_Written problem_
Output all records precisely as written.

_Records shown_
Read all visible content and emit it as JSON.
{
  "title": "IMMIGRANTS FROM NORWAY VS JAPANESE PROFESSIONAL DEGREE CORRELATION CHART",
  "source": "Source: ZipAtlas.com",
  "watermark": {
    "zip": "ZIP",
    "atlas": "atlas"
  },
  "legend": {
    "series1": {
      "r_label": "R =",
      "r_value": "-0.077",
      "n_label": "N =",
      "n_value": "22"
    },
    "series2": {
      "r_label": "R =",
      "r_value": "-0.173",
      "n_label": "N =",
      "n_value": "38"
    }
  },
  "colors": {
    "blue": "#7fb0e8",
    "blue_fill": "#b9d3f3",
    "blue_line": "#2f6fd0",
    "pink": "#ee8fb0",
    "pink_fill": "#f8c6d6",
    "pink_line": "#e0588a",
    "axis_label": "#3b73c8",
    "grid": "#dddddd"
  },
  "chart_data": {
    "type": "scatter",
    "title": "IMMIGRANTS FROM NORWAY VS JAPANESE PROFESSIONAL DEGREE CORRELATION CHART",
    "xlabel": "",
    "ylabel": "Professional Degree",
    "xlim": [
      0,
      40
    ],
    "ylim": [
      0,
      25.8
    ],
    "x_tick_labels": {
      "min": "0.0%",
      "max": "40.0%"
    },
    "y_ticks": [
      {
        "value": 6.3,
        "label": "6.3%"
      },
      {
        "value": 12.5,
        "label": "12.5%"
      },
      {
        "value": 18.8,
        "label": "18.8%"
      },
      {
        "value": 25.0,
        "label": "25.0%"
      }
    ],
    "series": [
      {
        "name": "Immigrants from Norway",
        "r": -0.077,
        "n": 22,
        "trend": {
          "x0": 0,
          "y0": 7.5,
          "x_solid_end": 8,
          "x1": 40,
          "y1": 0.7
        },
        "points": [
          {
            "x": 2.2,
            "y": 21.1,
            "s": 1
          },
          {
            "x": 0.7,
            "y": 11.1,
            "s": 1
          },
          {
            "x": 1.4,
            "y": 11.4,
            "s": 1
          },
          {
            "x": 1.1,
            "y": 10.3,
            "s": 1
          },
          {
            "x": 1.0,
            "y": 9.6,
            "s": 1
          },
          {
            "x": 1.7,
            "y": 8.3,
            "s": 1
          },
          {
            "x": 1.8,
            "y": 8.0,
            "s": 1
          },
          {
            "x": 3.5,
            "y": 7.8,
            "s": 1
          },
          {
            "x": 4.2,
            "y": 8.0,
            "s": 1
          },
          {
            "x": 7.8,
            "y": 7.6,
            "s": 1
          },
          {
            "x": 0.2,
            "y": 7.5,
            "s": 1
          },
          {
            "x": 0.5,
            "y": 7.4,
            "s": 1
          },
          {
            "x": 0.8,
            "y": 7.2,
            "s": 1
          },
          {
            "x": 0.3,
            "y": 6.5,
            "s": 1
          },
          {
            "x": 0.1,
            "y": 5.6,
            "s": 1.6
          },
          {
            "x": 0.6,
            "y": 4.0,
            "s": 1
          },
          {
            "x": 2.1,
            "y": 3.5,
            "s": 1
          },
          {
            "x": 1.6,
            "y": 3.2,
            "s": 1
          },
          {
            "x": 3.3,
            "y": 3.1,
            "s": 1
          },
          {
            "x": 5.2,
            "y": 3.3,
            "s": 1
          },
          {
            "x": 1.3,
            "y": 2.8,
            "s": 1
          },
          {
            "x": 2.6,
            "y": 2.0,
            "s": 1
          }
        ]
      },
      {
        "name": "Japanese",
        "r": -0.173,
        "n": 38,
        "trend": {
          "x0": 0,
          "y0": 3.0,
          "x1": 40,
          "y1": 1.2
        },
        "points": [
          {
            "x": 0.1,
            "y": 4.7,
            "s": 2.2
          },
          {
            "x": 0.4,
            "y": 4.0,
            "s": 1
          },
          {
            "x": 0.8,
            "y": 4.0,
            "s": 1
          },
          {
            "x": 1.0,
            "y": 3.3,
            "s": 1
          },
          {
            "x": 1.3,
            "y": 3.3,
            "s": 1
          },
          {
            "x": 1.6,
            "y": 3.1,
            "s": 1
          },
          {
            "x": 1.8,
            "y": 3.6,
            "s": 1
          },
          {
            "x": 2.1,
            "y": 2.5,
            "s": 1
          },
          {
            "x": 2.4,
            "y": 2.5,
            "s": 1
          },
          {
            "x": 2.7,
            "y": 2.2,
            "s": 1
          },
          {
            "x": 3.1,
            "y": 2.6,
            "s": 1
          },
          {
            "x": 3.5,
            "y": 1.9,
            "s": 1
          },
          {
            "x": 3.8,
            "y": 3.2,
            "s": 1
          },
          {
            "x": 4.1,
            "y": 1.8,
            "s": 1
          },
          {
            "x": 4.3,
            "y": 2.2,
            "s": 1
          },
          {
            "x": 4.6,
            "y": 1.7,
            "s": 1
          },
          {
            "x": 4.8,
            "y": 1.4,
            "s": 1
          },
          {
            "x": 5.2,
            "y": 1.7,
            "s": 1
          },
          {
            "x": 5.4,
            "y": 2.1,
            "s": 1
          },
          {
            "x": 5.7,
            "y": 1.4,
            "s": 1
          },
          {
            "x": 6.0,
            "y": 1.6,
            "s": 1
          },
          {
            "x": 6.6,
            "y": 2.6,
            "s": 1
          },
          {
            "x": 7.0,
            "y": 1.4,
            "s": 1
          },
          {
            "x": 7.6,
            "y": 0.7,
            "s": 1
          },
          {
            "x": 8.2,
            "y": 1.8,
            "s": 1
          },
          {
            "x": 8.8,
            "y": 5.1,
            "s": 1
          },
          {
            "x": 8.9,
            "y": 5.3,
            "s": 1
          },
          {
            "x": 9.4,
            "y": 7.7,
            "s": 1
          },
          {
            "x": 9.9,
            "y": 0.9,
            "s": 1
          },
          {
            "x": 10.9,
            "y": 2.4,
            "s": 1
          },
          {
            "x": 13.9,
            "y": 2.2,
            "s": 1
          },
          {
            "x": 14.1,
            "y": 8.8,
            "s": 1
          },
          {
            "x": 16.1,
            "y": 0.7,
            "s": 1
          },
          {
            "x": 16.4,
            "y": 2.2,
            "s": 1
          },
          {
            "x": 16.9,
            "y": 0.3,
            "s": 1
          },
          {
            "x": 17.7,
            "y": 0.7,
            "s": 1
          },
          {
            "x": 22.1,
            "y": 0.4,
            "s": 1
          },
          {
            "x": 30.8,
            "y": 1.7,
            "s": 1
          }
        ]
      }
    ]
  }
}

_Answer to this problem_
Read all visible content and emit it as JSON.
{
  "title": "IMMIGRANTS FROM NORWAY VS JAPANESE PROFESSIONAL DEGREE CORRELATION CHART",
  "source": "Source: ZipAtlas.com",
  "watermark": {
    "zip": "ZIP",
    "atlas": "atlas"
  },
  "legend": {
    "series1": {
      "r_label": "R =",
      "r_value": "-0.077",
      "n_label": "N =",
      "n_value": "22"
    },
    "series2": {
      "r_label": "R =",
      "r_value": "-0.173",
      "n_label": "N =",
      "n_value": "38"
    }
  },
  "colors": {
    "blue": "#7fb0e8",
    "blue_fill": "#b9d3f3",
    "blue_line": "#2f6fd0",
    "pink": "#ee8fb0",
    "pink_fill": "#f8c6d6",
    "pink_line": "#e0588a",
    "axis_label": "#3b73c8",
    "grid": "#dddddd"
  },
  "chart_data": {
    "type": "scatter",
    "title": "IMMIGRANTS FROM NORWAY VS JAPANESE PROFESSIONAL DEGREE CORRELATION CHART",
    "xlabel": "",
    "ylabel": "Professional Degree",
    "xlim": [
      0,
      40
    ],
    "ylim": [
      0,
      25.8
    ],
    "x_tick_labels": {
      "min": "0.0%",
      "max": "40.0%"
    },
    "y_ticks": [
      {
        "value": 6.3,
        "label": "6.3%"
      },
      {
        "value": 12.5,
        "label": "12.5%"
      },
      {
        "value": 18.8,
        "label": "18.8%"
      },
      {
        "value": 25.0,
        "label": "25.0%"
      }
    ],
    "series": [
      {
        "name": "Immigrants from Norway",
        "r": -0.077,
        "n": 22,
        "trend": {
          "x0": 0,
          "y0": 7.5,
          "x_solid_end": 8,
          "x1": 40,
          "y1": 0.7
        },
        "points": [
          {
            "x": 2.2,
            "y": 21.1,
            "s": 1
          },
          {
            "x": 0.7,
            "y": 11.1,
            "s": 1
          },
          {
            "x": 1.4,
            "y": 11.4,
            "s": 1
          },
          {
            "x": 1.1,
            "y": 10.3,
            "s": 1
          },
          {
            "x": 1.0,
            "y": 9.6,
            "s": 1
          },
          {
            "x": 1.7,
            "y": 8.3,
            "s": 1
          },
          {
            "x": 1.8,
            "y": 8.0,
            "s": 1
          },
          {
            "x": 3.5,
            "y": 7.8,
            "s": 1
          },
          {
            "x": 4.2,
            "y": 8.0,
            "s": 1
          },
          {
            "x": 7.8,
            "y": 7.6,
            "s": 1
          },
          {
            "x": 0.2,
            "y": 7.5,
            "s": 1
          },
          {
            "x": 0.5,
            "y": 7.4,
            "s": 1
          },
          {
            "x": 0.8,
            "y": 7.2,
            "s": 1
          },
          {
            "x": 0.3,
            "y": 6.5,
            "s": 1
          },
          {
            "x": 0.1,
            "y": 5.6,
            "s": 1.6
          },
          {
            "x": 0.6,
            "y": 4.0,
            "s": 1
          },
          {
            "x": 2.1,
            "y": 3.5,
            "s": 1
          },
          {
            "x": 1.6,
            "y": 3.2,
            "s": 1
          },
          {
            "x": 3.3,
            "y": 3.1,
            "s": 1
          },
          {
            "x": 5.2,
            "y": 3.3,
            "s": 1
          },
          {
            "x": 1.3,
            "y": 2.8,
            "s": 1
          },
          {
            "x": 2.6,
            "y": 2.0,
            "s": 1
          }
        ]
      },
      {
        "name": "Japanese",
        "r": -0.173,
        "n": 38,
        "trend": {
          "x0": 0,
          "y0": 3.0,
          "x1": 40,
          "y1": 1.2
        },
        "points": [
          {
            "x": 0.1,
            "y": 4.7,
            "s": 2.2
          },
          {
            "x": 0.4,
            "y": 4.0,
            "s": 1
          },
          {
            "x": 0.8,
            "y": 4.0,
            "s": 1
          },
          {
            "x": 1.0,
            "y": 3.3,
            "s": 1
          },
          {
            "x": 1.3,
            "y": 3.3,
            "s": 1
          },
          {
            "x": 1.6,
            "y": 3.1,
            "s": 1
          },
          {
            "x": 1.8,
            "y": 3.6,
            "s": 1
          },
          {
            "x": 2.1,
            "y": 2.5,
            "s": 1
          },
          {
            "x": 2.4,
            "y": 2.5,
            "s": 1
          },
          {
            "x": 2.7,
            "y": 2.2,
            "s": 1
          },
          {
            "x": 3.1,
            "y": 2.6,
            "s": 1
          },
          {
            "x": 3.5,
            "y": 1.9,
            "s": 1
          },
          {
            "x": 3.8,
            "y": 3.2,
            "s": 1
          },
          {
            "x": 4.1,
            "y": 1.8,
            "s": 1
          },
          {
            "x": 4.3,
            "y": 2.2,
            "s": 1
          },
          {
            "x": 4.6,
            "y": 1.7,
            "s": 1
          },
          {
            "x": 4.8,
            "y": 1.4,
            "s": 1
          },
          {
            "x": 5.2,
            "y": 1.7,
            "s": 1
          },
          {
            "x": 5.4,
            "y": 2.1,
            "s": 1
          },
          {
            "x": 5.7,
            "y": 1.4,
            "s": 1
          },
          {
            "x": 6.0,
            "y": 1.6,
            "s": 1
          },
          {
            "x": 6.6,
            "y": 2.6,
            "s": 1
          },
          {
            "x": 7.0,
            "y": 1.4,
            "s": 1
          },
          {
            "x": 7.6,
            "y": 0.7,
            "s": 1
          },
          {
            "x": 8.2,
            "y": 1.8,
            "s": 1
          },
          {
            "x": 8.8,
            "y": 5.1,
            "s": 1
          },
          {
            "x": 8.9,
            "y": 5.3,
            "s": 1
          },
          {
            "x": 9.4,
            "y": 7.7,
            "s": 1
          },
          {
            "x": 9.9,
            "y": 0.9,
            "s": 1
          },
          {
            "x": 10.9,
            "y": 2.4,
            "s": 1
          },
          {
            "x": 13.9,
            "y": 2.2,
            "s": 1
          },
          {
            "x": 14.1,
            "y": 8.8,
            "s": 1
          },
          {
            "x": 16.1,
            "y": 0.7,
            "s": 1
          },
          {
            "x": 16.4,
            "y": 2.2,
            "s": 1
          },
          {
            "x": 16.9,
            "y": 0.3,
            "s": 1
          },
          {
            "x": 17.7,
            "y": 0.7,
            "s": 1
          },
          {
            "x": 22.1,
            "y": 0.4,
            "s": 1
          },
          {
            "x": 30.8,
            "y": 1.7,
            "s": 1
          }
        ]
      }
    ]
  }
}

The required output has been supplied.